_Text provided_
>>
The Politics of Play
The playground is the McDonald’s of landscape design. Travel to any city in many parts of the world and the presentation is identical: a flat surface topped by one or two standardized all-in-one activity structures. The Memorial Park playground, which opened this August in Wilsonville, Oregon, points in a different direction. Located in a 17-acre park, the site features a large grassy mound encircled by a series of discrete elements. There is a six-foot-tall red rubber dome, concentric circles of rocks, a small waterfall, and two curved climbing walls with holes in their centers.
“The idea was to find simple solutions that don’t specify the type of play,” explains project manager Tim Nash, at the time with Murase Associates. Before starting the Wilsonville design, Nash (who is now with Portland’s Koch Landscape Architecture) researched Aldo van Eyck, the Dutch architect known for creating unpretentious arrangements of sandpits, benches, and tumbling bars in postwar Amsterdam. The Wilsonville project is part of a burgeoning “creative playground” movement—one that eschews the homogenous regulated space of contemporary recreational areas in favor of diverse open-ended “playscapes.” Ranging from Modernist set pieces to bucolic panoramas, the new projects aim to move beyond gymnasium-style functions (crawling, swinging, climbing). Instead the goal is to stimulate kids’ imaginations, encourage independent exploration, and—more ambitiously—incorporate the twenty-first-century playground into the fabric of community life.
For example, the organic forms of the Wilsonville site—leavened with a splash of red—blend seamlessly with the park’s rolling hills. An amphitheater for parents, embedded in one side of the playscape’s grassy mound, helps blur the boundary between spaces for children and those for adults. “We wanted to invert the typical layout, where caretakers are on the outside,” Nash says.
Much of the design momentum originates in Denmark, Holland, and Germany, where children are increasingly viewed as an indicator group for successful urban planning. But even in the United Kingdom and the United States, where privatized backyard play is the ethos, a handful of architects, educators, and equipment manufacturers is beginning to rethink the relationship among children, playground design, and public space. Creating more inclusive spaces for children and families, so the logic goes, is one step toward making the entire city a safer and more welcoming place for kids.
“The quality of the built environment in play provision has been pretty dire,” acknowledges Hattie Coppard, director of London’s Snug & Outdoor. “That’s beginning to change.” Coppard, who will debut an undulating topographically driven design in Southampton’s Houndwell Park next year—“The whole space becomes a play element”—says health concerns such as child obesity and diabetes have brought new scrutiny to young people and their physical environments. In March, for example, the United Kingdom’s Big Lottery Fund launched a $30 million “Playful Ideas” program targeting the installation of neighborhood playscapes. “The focus on innovation and design is significant,” Coppard says. “They don’t want flat ground with a box.”
<<
_Excerpted records_
>>
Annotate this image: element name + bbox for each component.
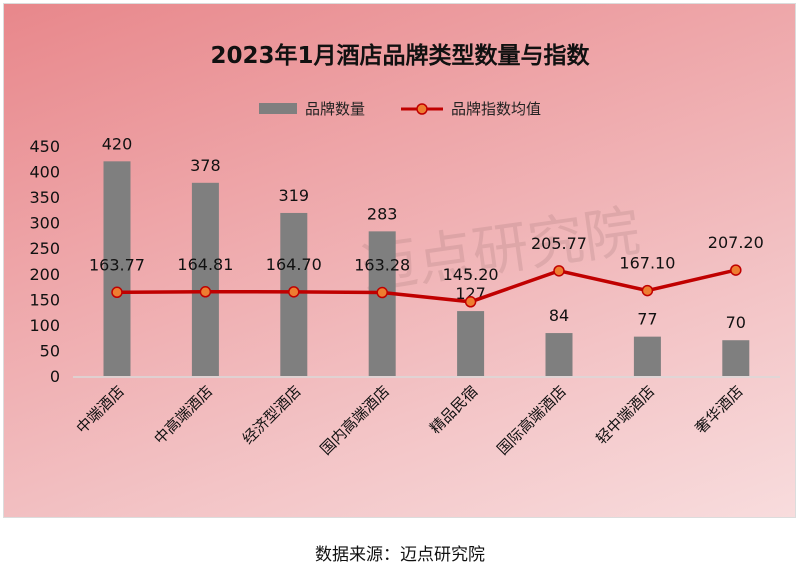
chart-title: 2023年1月酒店品牌类型数量与指数: [210, 43, 590, 69]
legend-item-line: 品牌指数均值: [401, 98, 541, 119]
line-marker: [376, 286, 388, 299]
bar-value-label: 77: [637, 310, 657, 329]
line-marker: [288, 286, 300, 298]
line-marker: [111, 286, 123, 299]
bar-value-label: 283: [367, 204, 398, 223]
index-line: [116, 268, 737, 304]
line-marker-swatch-icon: [401, 102, 443, 115]
x-category-label: 精品民宿: [426, 382, 481, 437]
line-value-label: 163.77: [89, 255, 145, 274]
y-tick-label: 0: [50, 367, 60, 386]
y-tick-label: 100: [29, 316, 60, 335]
legend-label-line: 品牌指数均值: [451, 100, 542, 118]
bar-value-label: 319: [279, 186, 310, 205]
y-tick-label: 450: [29, 137, 60, 156]
legend-item-bar: 品牌数量: [258, 98, 365, 119]
bar: [191, 182, 219, 376]
bar-value-label: 70: [726, 313, 746, 332]
bar-swatch-icon: [258, 103, 297, 114]
x-category-label: 奢华酒店: [691, 382, 746, 437]
y-tick-label: 400: [29, 163, 60, 182]
line-marker: [730, 264, 742, 276]
bar: [103, 161, 131, 376]
y-tick-label: 50: [40, 341, 60, 360]
x-category-label: 国内高端酒店: [317, 382, 393, 458]
line-value-label: 163.28: [354, 256, 410, 275]
y-tick-label: 150: [29, 290, 60, 309]
bar: [457, 311, 485, 376]
x-category-label: 国际高端酒店: [493, 382, 569, 458]
chart-panel: [3, 3, 796, 518]
y-tick-label: 350: [29, 188, 60, 207]
bar: [545, 333, 573, 376]
x-category-label: 中高端酒店: [150, 382, 216, 448]
data-source-note: 数据来源：迈点研究院: [315, 545, 485, 565]
bar: [633, 336, 661, 376]
line-marker: [641, 284, 654, 297]
bar: [368, 231, 396, 376]
chart-legend: 品牌数量 品牌指数均值: [0, 98, 800, 119]
x-category-label: 中端酒店: [73, 382, 128, 437]
x-category-label: 经济型酒店: [239, 382, 305, 448]
bar-value-label: 84: [549, 306, 569, 325]
line-value-label: 207.20: [708, 233, 764, 252]
line-value-label: 167.10: [619, 254, 675, 273]
line-value-label: 145.20: [443, 265, 499, 284]
y-tick-label: 200: [29, 265, 60, 284]
y-tick-label: 250: [29, 239, 60, 258]
x-category-label: 轻中端酒店: [592, 382, 658, 448]
line-value-label: 164.81: [177, 255, 233, 274]
line-marker: [464, 296, 477, 308]
line-marker: [553, 265, 565, 277]
bar-value-label: 420: [102, 134, 133, 153]
line-value-label: 205.77: [531, 234, 587, 253]
y-tick-label: 300: [29, 214, 60, 233]
bar: [722, 340, 750, 376]
line-value-label: 164.70: [266, 255, 322, 274]
legend-label-bar: 品牌数量: [304, 100, 365, 118]
bar-value-label: 378: [190, 156, 221, 175]
line-marker: [199, 286, 212, 298]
<<
_Work to be completed_
Continue the article on creative playground design from its last paragraph, in the same style.

_Response_
Over the past 15 years international play-safety guidelines have spawned a ubiquitous crop of red, yellow, and blue structures rooted in “impact-attenuating” surfaces. The design problem is especially acute in the United States, where a litigious culture first eviscerated the seesaw, then the merry-go-round, and increasingly threatens the swing set. Eliminating spontaneity and risk from children’s play not only discourages physical activity, critics claim, but deprives young people of the experiences they need to grow and develop as individuals. “Play becomes simplified, and then the child doesn’t have to pay attention to his or her movements,” Danish landscape architect Helle Nebelong says of standardized environments.
Nebelong’s own projects (she runs her own firm in addition to working for the city of Copenhagen) favor the irregularity and asymmetry found in the natural world. At the Nature Playground, which opened in Valbyparken—Copenhagen’s largest park—several years ago, steep hills and felled branches share space with a sand-and-gravel pit and a village of woven willow huts and fences. There are wildflower meadows, a large snail-shaped mound with a spiral path, and five whimsical towers crafted from wood, metal, and Plexiglas designed by students from the Denmark Design School. Lacking plastic gimmickry, the Nature Playground attracts visitors of all ages, Nebelong says: “It becomes a place for everyone to enjoy.”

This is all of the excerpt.